**OBJECTIVE**
Scan the data below for the string "JSON". Copy every line where it appears.

━━━━

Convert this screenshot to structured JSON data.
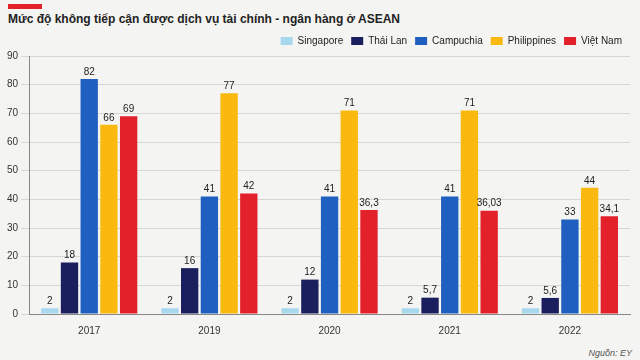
{
  "chart_data": {
    "type": "bar",
    "title": "Mức độ không tiếp cận được dịch vụ tài chính - ngân hàng ở ASEAN",
    "source": "Nguồn: EY",
    "categories": [
      "2017",
      "2019",
      "2020",
      "2021",
      "2022"
    ],
    "series": [
      {
        "name": "Singapore",
        "color": "#a8d8ee",
        "values": [
          2,
          2,
          2,
          2,
          2
        ]
      },
      {
        "name": "Thái Lan",
        "color": "#1c1f5e",
        "values": [
          18,
          16,
          12,
          5.7,
          5.6
        ],
        "value_labels": [
          "18",
          "16",
          "12",
          "5,7",
          "5,6"
        ]
      },
      {
        "name": "Campuchia",
        "color": "#1f5fbf",
        "values": [
          82,
          41,
          41,
          41,
          33
        ]
      },
      {
        "name": "Philippines",
        "color": "#f9b90f",
        "values": [
          66,
          77,
          71,
          71,
          44
        ]
      },
      {
        "name": "Việt Nam",
        "color": "#e3212b",
        "values": [
          69,
          42,
          36.3,
          36.03,
          34.1
        ],
        "value_labels": [
          "69",
          "42",
          "36,3",
          "36,03",
          "34,1"
        ]
      }
    ],
    "ylim": [
      0,
      90
    ],
    "yticks": [
      0,
      10,
      20,
      30,
      40,
      50,
      60,
      70,
      80,
      90
    ],
    "grid": true,
    "legend": "top-right",
    "data_labels": true
  }
}
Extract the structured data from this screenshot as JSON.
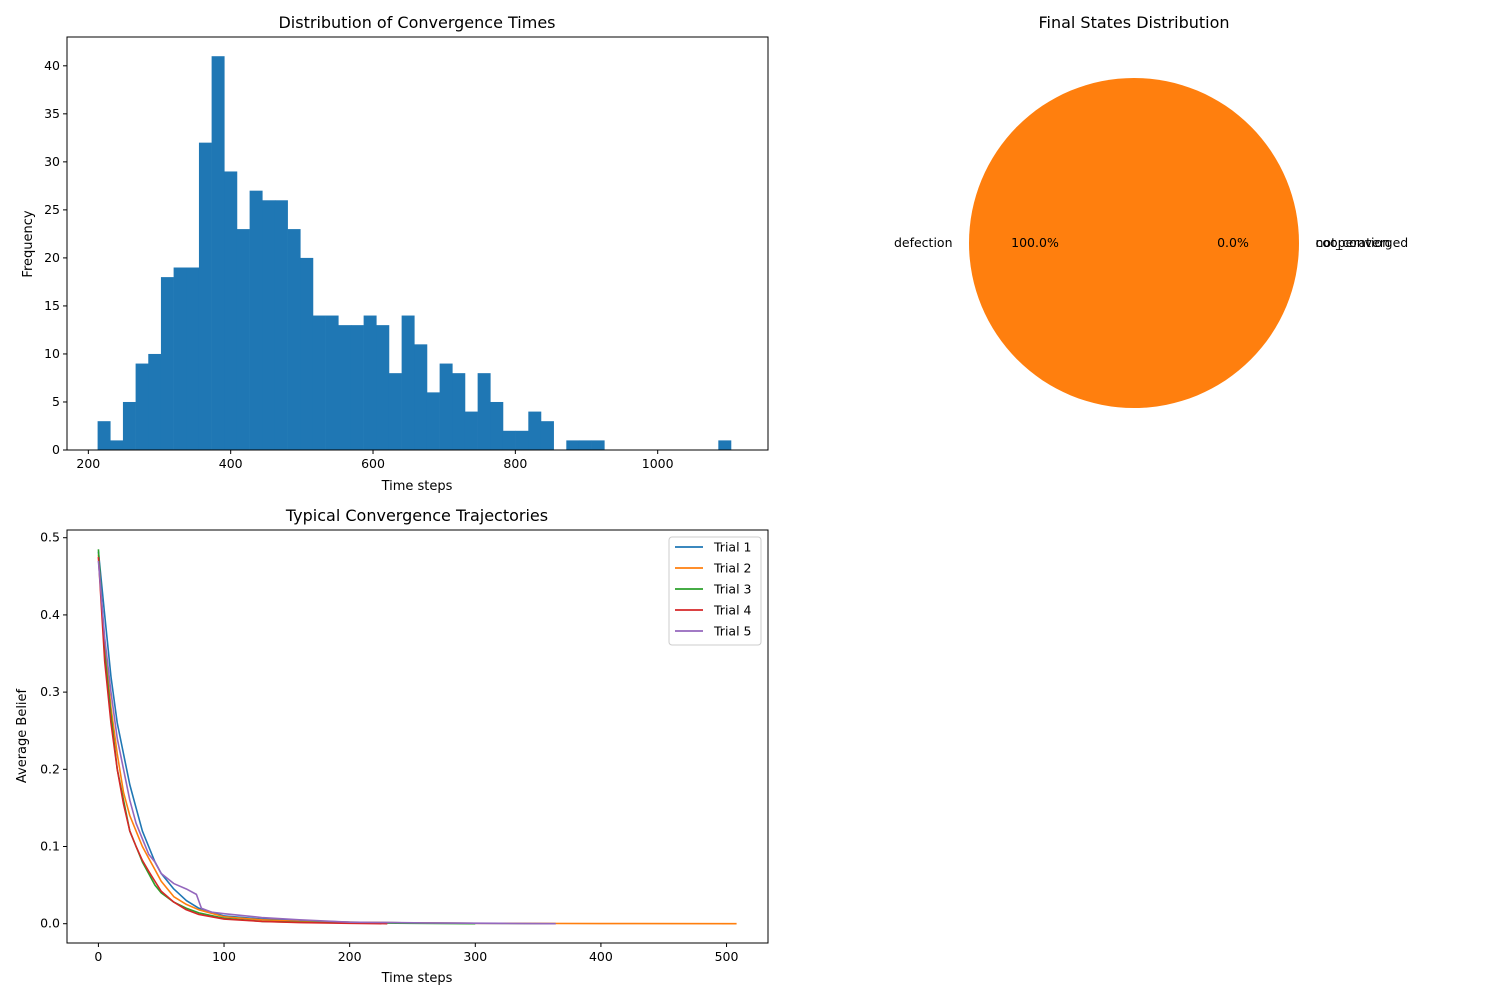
{
  "chart_data": [
    {
      "type": "bar",
      "subtype": "histogram",
      "title": "Distribution of Convergence Times",
      "xlabel": "Time steps",
      "ylabel": "Frequency",
      "xlim": [
        170,
        1155
      ],
      "ylim": [
        0,
        43
      ],
      "xticks": [
        200,
        400,
        600,
        800,
        1000
      ],
      "yticks": [
        0,
        5,
        10,
        15,
        20,
        25,
        30,
        35,
        40
      ],
      "color": "#1f77b4",
      "bin_start": 213,
      "bin_width": 17.8,
      "values": [
        3,
        1,
        5,
        9,
        10,
        18,
        19,
        19,
        32,
        41,
        29,
        23,
        27,
        26,
        26,
        23,
        20,
        14,
        14,
        13,
        13,
        14,
        13,
        8,
        14,
        11,
        6,
        9,
        8,
        4,
        8,
        5,
        2,
        2,
        4,
        3,
        0,
        1,
        1,
        1,
        0,
        0,
        0,
        0,
        0,
        0,
        0,
        0,
        0,
        1
      ]
    },
    {
      "type": "pie",
      "title": "Final States Distribution",
      "slices": [
        {
          "label": "cooperation",
          "value": 0.0,
          "pct": "0.0%",
          "color": "#1f77b4"
        },
        {
          "label": "defection",
          "value": 100.0,
          "pct": "100.0%",
          "color": "#ff7f0e"
        },
        {
          "label": "not_converged",
          "value": 0.0,
          "pct": "0.0%",
          "color": "#2ca02c"
        }
      ]
    },
    {
      "type": "line",
      "title": "Typical Convergence Trajectories",
      "xlabel": "Time steps",
      "ylabel": "Average Belief",
      "xlim": [
        -25,
        533
      ],
      "ylim": [
        -0.025,
        0.51
      ],
      "xticks": [
        0,
        100,
        200,
        300,
        400,
        500
      ],
      "yticks": [
        0.0,
        0.1,
        0.2,
        0.3,
        0.4,
        0.5
      ],
      "ytick_labels": [
        "0.0",
        "0.1",
        "0.2",
        "0.3",
        "0.4",
        "0.5"
      ],
      "legend": "top-right",
      "series": [
        {
          "name": "Trial 1",
          "color": "#1f77b4",
          "x": [
            0,
            5,
            10,
            15,
            20,
            25,
            30,
            35,
            40,
            45,
            50,
            60,
            70,
            80,
            100,
            130,
            160,
            200,
            250,
            300,
            364
          ],
          "y": [
            0.482,
            0.4,
            0.32,
            0.26,
            0.22,
            0.18,
            0.15,
            0.12,
            0.1,
            0.08,
            0.065,
            0.045,
            0.03,
            0.02,
            0.01,
            0.006,
            0.004,
            0.002,
            0.001,
            0.0005,
            0.0
          ]
        },
        {
          "name": "Trial 2",
          "color": "#ff7f0e",
          "x": [
            0,
            5,
            10,
            15,
            20,
            25,
            30,
            35,
            40,
            45,
            50,
            60,
            70,
            80,
            100,
            130,
            160,
            200,
            250,
            300,
            400,
            508
          ],
          "y": [
            0.478,
            0.36,
            0.28,
            0.22,
            0.17,
            0.14,
            0.12,
            0.1,
            0.085,
            0.07,
            0.055,
            0.035,
            0.025,
            0.018,
            0.009,
            0.005,
            0.003,
            0.002,
            0.001,
            0.0005,
            0.0002,
            0.0
          ]
        },
        {
          "name": "Trial 3",
          "color": "#2ca02c",
          "x": [
            0,
            5,
            10,
            15,
            20,
            25,
            30,
            35,
            40,
            45,
            50,
            60,
            70,
            80,
            100,
            130,
            160,
            200,
            250,
            300
          ],
          "y": [
            0.485,
            0.35,
            0.27,
            0.2,
            0.16,
            0.12,
            0.1,
            0.08,
            0.065,
            0.05,
            0.04,
            0.028,
            0.02,
            0.014,
            0.007,
            0.003,
            0.002,
            0.001,
            0.0005,
            0.0
          ]
        },
        {
          "name": "Trial 4",
          "color": "#d62728",
          "x": [
            0,
            5,
            10,
            15,
            20,
            25,
            30,
            35,
            40,
            45,
            50,
            60,
            70,
            80,
            100,
            130,
            160,
            200,
            230
          ],
          "y": [
            0.475,
            0.34,
            0.26,
            0.2,
            0.155,
            0.12,
            0.1,
            0.082,
            0.068,
            0.055,
            0.042,
            0.028,
            0.018,
            0.012,
            0.006,
            0.003,
            0.0015,
            0.0005,
            0.0
          ]
        },
        {
          "name": "Trial 5",
          "color": "#9467bd",
          "x": [
            0,
            5,
            10,
            15,
            20,
            25,
            30,
            35,
            40,
            45,
            50,
            60,
            70,
            78,
            82,
            90,
            100,
            130,
            160,
            200,
            260,
            320,
            364
          ],
          "y": [
            0.47,
            0.37,
            0.3,
            0.24,
            0.2,
            0.16,
            0.13,
            0.11,
            0.09,
            0.08,
            0.065,
            0.052,
            0.045,
            0.038,
            0.02,
            0.015,
            0.013,
            0.008,
            0.005,
            0.002,
            0.001,
            0.0005,
            0.0
          ]
        }
      ]
    }
  ]
}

━━━━

**RESULT OF THIS EXERCISE**
Convert this screenshot to structured JSON data.
Extract the structured data from this screenshot as JSON.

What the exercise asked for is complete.